> **What the task asks**: Your task is to repeat the entries word for word while leaving out the pictures.

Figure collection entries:
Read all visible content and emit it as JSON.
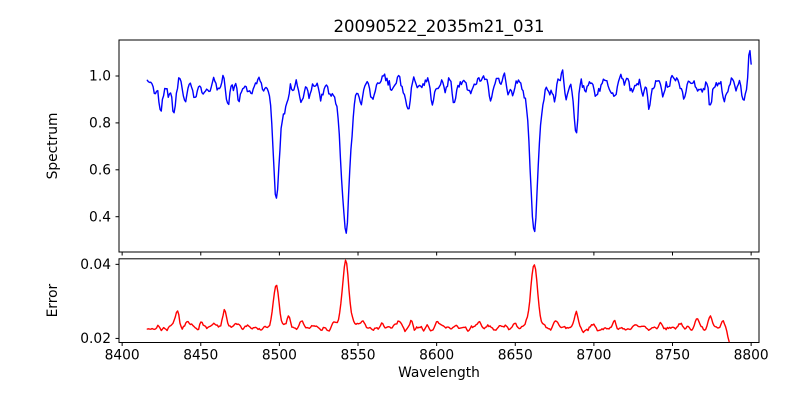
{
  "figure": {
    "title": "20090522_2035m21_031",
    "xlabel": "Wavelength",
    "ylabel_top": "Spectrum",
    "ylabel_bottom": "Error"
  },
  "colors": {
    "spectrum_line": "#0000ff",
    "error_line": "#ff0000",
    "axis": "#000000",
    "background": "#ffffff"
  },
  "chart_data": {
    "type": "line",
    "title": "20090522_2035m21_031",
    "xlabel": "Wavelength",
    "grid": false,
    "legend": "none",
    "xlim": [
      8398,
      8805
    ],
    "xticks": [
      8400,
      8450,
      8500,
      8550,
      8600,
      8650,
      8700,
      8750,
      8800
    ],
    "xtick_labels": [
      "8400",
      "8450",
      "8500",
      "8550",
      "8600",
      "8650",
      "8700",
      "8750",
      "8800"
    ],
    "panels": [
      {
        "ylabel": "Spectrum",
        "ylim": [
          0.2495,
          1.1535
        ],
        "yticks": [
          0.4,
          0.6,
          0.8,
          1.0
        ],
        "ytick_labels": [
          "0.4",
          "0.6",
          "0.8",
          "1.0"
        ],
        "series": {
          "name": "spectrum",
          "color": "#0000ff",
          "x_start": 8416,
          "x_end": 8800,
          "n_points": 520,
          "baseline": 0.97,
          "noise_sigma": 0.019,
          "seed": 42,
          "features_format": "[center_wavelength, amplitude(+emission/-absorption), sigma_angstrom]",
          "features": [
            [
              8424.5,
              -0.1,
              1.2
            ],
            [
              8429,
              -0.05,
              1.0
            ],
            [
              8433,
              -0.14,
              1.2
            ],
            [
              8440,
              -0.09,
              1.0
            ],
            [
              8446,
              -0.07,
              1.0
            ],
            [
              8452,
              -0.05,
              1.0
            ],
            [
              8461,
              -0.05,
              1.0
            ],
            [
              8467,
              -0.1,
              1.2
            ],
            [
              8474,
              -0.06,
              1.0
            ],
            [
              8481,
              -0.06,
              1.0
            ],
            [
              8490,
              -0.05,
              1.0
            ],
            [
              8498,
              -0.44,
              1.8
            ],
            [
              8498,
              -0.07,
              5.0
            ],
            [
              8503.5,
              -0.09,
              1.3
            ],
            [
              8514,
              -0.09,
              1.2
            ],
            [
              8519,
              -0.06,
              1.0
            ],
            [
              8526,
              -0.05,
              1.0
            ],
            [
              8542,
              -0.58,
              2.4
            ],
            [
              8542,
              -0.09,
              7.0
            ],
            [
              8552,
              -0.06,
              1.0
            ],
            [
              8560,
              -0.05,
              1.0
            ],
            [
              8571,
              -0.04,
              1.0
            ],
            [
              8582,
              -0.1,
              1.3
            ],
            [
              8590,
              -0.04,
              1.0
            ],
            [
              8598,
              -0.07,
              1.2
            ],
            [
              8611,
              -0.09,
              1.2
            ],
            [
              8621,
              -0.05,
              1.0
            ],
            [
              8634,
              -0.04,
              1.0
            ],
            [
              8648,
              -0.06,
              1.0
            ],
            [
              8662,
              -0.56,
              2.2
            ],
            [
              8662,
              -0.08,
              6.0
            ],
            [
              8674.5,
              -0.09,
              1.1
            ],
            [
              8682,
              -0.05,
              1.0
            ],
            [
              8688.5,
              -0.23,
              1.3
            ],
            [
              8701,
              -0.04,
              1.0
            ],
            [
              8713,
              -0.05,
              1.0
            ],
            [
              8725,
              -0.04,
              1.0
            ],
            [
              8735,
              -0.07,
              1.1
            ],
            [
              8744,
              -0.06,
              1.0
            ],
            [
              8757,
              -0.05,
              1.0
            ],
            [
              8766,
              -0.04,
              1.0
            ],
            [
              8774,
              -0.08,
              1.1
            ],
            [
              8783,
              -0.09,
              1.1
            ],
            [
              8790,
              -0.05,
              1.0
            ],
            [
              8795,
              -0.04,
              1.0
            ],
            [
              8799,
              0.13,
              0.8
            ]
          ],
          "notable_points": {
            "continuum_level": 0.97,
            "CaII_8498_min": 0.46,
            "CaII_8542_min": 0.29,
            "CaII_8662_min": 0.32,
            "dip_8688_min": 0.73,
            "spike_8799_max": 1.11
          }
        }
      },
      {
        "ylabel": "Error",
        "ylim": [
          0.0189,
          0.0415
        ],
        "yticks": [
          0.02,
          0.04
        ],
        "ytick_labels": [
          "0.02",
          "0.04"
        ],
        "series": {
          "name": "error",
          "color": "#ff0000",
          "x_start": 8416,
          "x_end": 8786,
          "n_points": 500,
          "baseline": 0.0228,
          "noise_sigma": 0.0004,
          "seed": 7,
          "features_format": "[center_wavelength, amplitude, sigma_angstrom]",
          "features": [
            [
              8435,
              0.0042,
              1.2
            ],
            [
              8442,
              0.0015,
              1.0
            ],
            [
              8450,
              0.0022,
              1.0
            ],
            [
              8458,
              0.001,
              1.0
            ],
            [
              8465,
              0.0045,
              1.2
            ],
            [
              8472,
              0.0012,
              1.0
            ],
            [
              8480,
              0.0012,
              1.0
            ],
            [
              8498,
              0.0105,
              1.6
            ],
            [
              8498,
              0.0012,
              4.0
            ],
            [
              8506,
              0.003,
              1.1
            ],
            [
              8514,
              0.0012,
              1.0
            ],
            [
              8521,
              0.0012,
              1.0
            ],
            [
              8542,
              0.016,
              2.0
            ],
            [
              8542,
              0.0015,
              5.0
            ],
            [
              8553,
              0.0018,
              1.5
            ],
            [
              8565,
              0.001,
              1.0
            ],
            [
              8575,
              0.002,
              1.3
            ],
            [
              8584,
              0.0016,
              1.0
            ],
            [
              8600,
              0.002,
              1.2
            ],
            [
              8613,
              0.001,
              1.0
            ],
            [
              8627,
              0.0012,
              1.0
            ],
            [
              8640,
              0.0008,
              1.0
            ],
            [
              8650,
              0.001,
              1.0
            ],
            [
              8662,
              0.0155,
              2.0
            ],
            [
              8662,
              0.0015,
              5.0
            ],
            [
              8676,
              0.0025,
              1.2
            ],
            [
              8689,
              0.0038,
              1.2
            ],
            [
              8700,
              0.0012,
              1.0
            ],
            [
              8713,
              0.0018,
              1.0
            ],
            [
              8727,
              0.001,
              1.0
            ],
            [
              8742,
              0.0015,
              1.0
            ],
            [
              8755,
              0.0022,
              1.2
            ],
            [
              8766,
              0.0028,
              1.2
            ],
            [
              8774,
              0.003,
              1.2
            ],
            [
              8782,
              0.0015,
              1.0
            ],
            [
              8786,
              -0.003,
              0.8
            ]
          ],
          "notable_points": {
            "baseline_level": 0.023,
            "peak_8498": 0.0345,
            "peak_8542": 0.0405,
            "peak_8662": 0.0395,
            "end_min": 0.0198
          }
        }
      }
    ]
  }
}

> **Answer to this exercise**:
Read all visible content and emit it as JSON.
{
  "figure": {
    "title": "20090522_2035m21_031",
    "xlabel": "Wavelength",
    "ylabel_top": "Spectrum",
    "ylabel_bottom": "Error"
  },
  "colors": {
    "spectrum_line": "#0000ff",
    "error_line": "#ff0000",
    "axis": "#000000",
    "background": "#ffffff"
  },
  "chart_data": {
    "type": "line",
    "title": "20090522_2035m21_031",
    "xlabel": "Wavelength",
    "grid": false,
    "legend": "none",
    "xlim": [
      8398,
      8805
    ],
    "xticks": [
      8400,
      8450,
      8500,
      8550,
      8600,
      8650,
      8700,
      8750,
      8800
    ],
    "xtick_labels": [
      "8400",
      "8450",
      "8500",
      "8550",
      "8600",
      "8650",
      "8700",
      "8750",
      "8800"
    ],
    "panels": [
      {
        "ylabel": "Spectrum",
        "ylim": [
          0.2495,
          1.1535
        ],
        "yticks": [
          0.4,
          0.6,
          0.8,
          1.0
        ],
        "ytick_labels": [
          "0.4",
          "0.6",
          "0.8",
          "1.0"
        ],
        "series": {
          "name": "spectrum",
          "color": "#0000ff",
          "x_start": 8416,
          "x_end": 8800,
          "n_points": 520,
          "baseline": 0.97,
          "noise_sigma": 0.019,
          "seed": 42,
          "features_format": "[center_wavelength, amplitude(+emission/-absorption), sigma_angstrom]",
          "features": [
            [
              8424.5,
              -0.1,
              1.2
            ],
            [
              8429,
              -0.05,
              1.0
            ],
            [
              8433,
              -0.14,
              1.2
            ],
            [
              8440,
              -0.09,
              1.0
            ],
            [
              8446,
              -0.07,
              1.0
            ],
            [
              8452,
              -0.05,
              1.0
            ],
            [
              8461,
              -0.05,
              1.0
            ],
            [
              8467,
              -0.1,
              1.2
            ],
            [
              8474,
              -0.06,
              1.0
            ],
            [
              8481,
              -0.06,
              1.0
            ],
            [
              8490,
              -0.05,
              1.0
            ],
            [
              8498,
              -0.44,
              1.8
            ],
            [
              8498,
              -0.07,
              5.0
            ],
            [
              8503.5,
              -0.09,
              1.3
            ],
            [
              8514,
              -0.09,
              1.2
            ],
            [
              8519,
              -0.06,
              1.0
            ],
            [
              8526,
              -0.05,
              1.0
            ],
            [
              8542,
              -0.58,
              2.4
            ],
            [
              8542,
              -0.09,
              7.0
            ],
            [
              8552,
              -0.06,
              1.0
            ],
            [
              8560,
              -0.05,
              1.0
            ],
            [
              8571,
              -0.04,
              1.0
            ],
            [
              8582,
              -0.1,
              1.3
            ],
            [
              8590,
              -0.04,
              1.0
            ],
            [
              8598,
              -0.07,
              1.2
            ],
            [
              8611,
              -0.09,
              1.2
            ],
            [
              8621,
              -0.05,
              1.0
            ],
            [
              8634,
              -0.04,
              1.0
            ],
            [
              8648,
              -0.06,
              1.0
            ],
            [
              8662,
              -0.56,
              2.2
            ],
            [
              8662,
              -0.08,
              6.0
            ],
            [
              8674.5,
              -0.09,
              1.1
            ],
            [
              8682,
              -0.05,
              1.0
            ],
            [
              8688.5,
              -0.23,
              1.3
            ],
            [
              8701,
              -0.04,
              1.0
            ],
            [
              8713,
              -0.05,
              1.0
            ],
            [
              8725,
              -0.04,
              1.0
            ],
            [
              8735,
              -0.07,
              1.1
            ],
            [
              8744,
              -0.06,
              1.0
            ],
            [
              8757,
              -0.05,
              1.0
            ],
            [
              8766,
              -0.04,
              1.0
            ],
            [
              8774,
              -0.08,
              1.1
            ],
            [
              8783,
              -0.09,
              1.1
            ],
            [
              8790,
              -0.05,
              1.0
            ],
            [
              8795,
              -0.04,
              1.0
            ],
            [
              8799,
              0.13,
              0.8
            ]
          ],
          "notable_points": {
            "continuum_level": 0.97,
            "CaII_8498_min": 0.46,
            "CaII_8542_min": 0.29,
            "CaII_8662_min": 0.32,
            "dip_8688_min": 0.73,
            "spike_8799_max": 1.11
          }
        }
      },
      {
        "ylabel": "Error",
        "ylim": [
          0.0189,
          0.0415
        ],
        "yticks": [
          0.02,
          0.04
        ],
        "ytick_labels": [
          "0.02",
          "0.04"
        ],
        "series": {
          "name": "error",
          "color": "#ff0000",
          "x_start": 8416,
          "x_end": 8786,
          "n_points": 500,
          "baseline": 0.0228,
          "noise_sigma": 0.0004,
          "seed": 7,
          "features_format": "[center_wavelength, amplitude, sigma_angstrom]",
          "features": [
            [
              8435,
              0.0042,
              1.2
            ],
            [
              8442,
              0.0015,
              1.0
            ],
            [
              8450,
              0.0022,
              1.0
            ],
            [
              8458,
              0.001,
              1.0
            ],
            [
              8465,
              0.0045,
              1.2
            ],
            [
              8472,
              0.0012,
              1.0
            ],
            [
              8480,
              0.0012,
              1.0
            ],
            [
              8498,
              0.0105,
              1.6
            ],
            [
              8498,
              0.0012,
              4.0
            ],
            [
              8506,
              0.003,
              1.1
            ],
            [
              8514,
              0.0012,
              1.0
            ],
            [
              8521,
              0.0012,
              1.0
            ],
            [
              8542,
              0.016,
              2.0
            ],
            [
              8542,
              0.0015,
              5.0
            ],
            [
              8553,
              0.0018,
              1.5
            ],
            [
              8565,
              0.001,
              1.0
            ],
            [
              8575,
              0.002,
              1.3
            ],
            [
              8584,
              0.0016,
              1.0
            ],
            [
              8600,
              0.002,
              1.2
            ],
            [
              8613,
              0.001,
              1.0
            ],
            [
              8627,
              0.0012,
              1.0
            ],
            [
              8640,
              0.0008,
              1.0
            ],
            [
              8650,
              0.001,
              1.0
            ],
            [
              8662,
              0.0155,
              2.0
            ],
            [
              8662,
              0.0015,
              5.0
            ],
            [
              8676,
              0.0025,
              1.2
            ],
            [
              8689,
              0.0038,
              1.2
            ],
            [
              8700,
              0.0012,
              1.0
            ],
            [
              8713,
              0.0018,
              1.0
            ],
            [
              8727,
              0.001,
              1.0
            ],
            [
              8742,
              0.0015,
              1.0
            ],
            [
              8755,
              0.0022,
              1.2
            ],
            [
              8766,
              0.0028,
              1.2
            ],
            [
              8774,
              0.003,
              1.2
            ],
            [
              8782,
              0.0015,
              1.0
            ],
            [
              8786,
              -0.003,
              0.8
            ]
          ],
          "notable_points": {
            "baseline_level": 0.023,
            "peak_8498": 0.0345,
            "peak_8542": 0.0405,
            "peak_8662": 0.0395,
            "end_min": 0.0198
          }
        }
      }
    ]
  }
}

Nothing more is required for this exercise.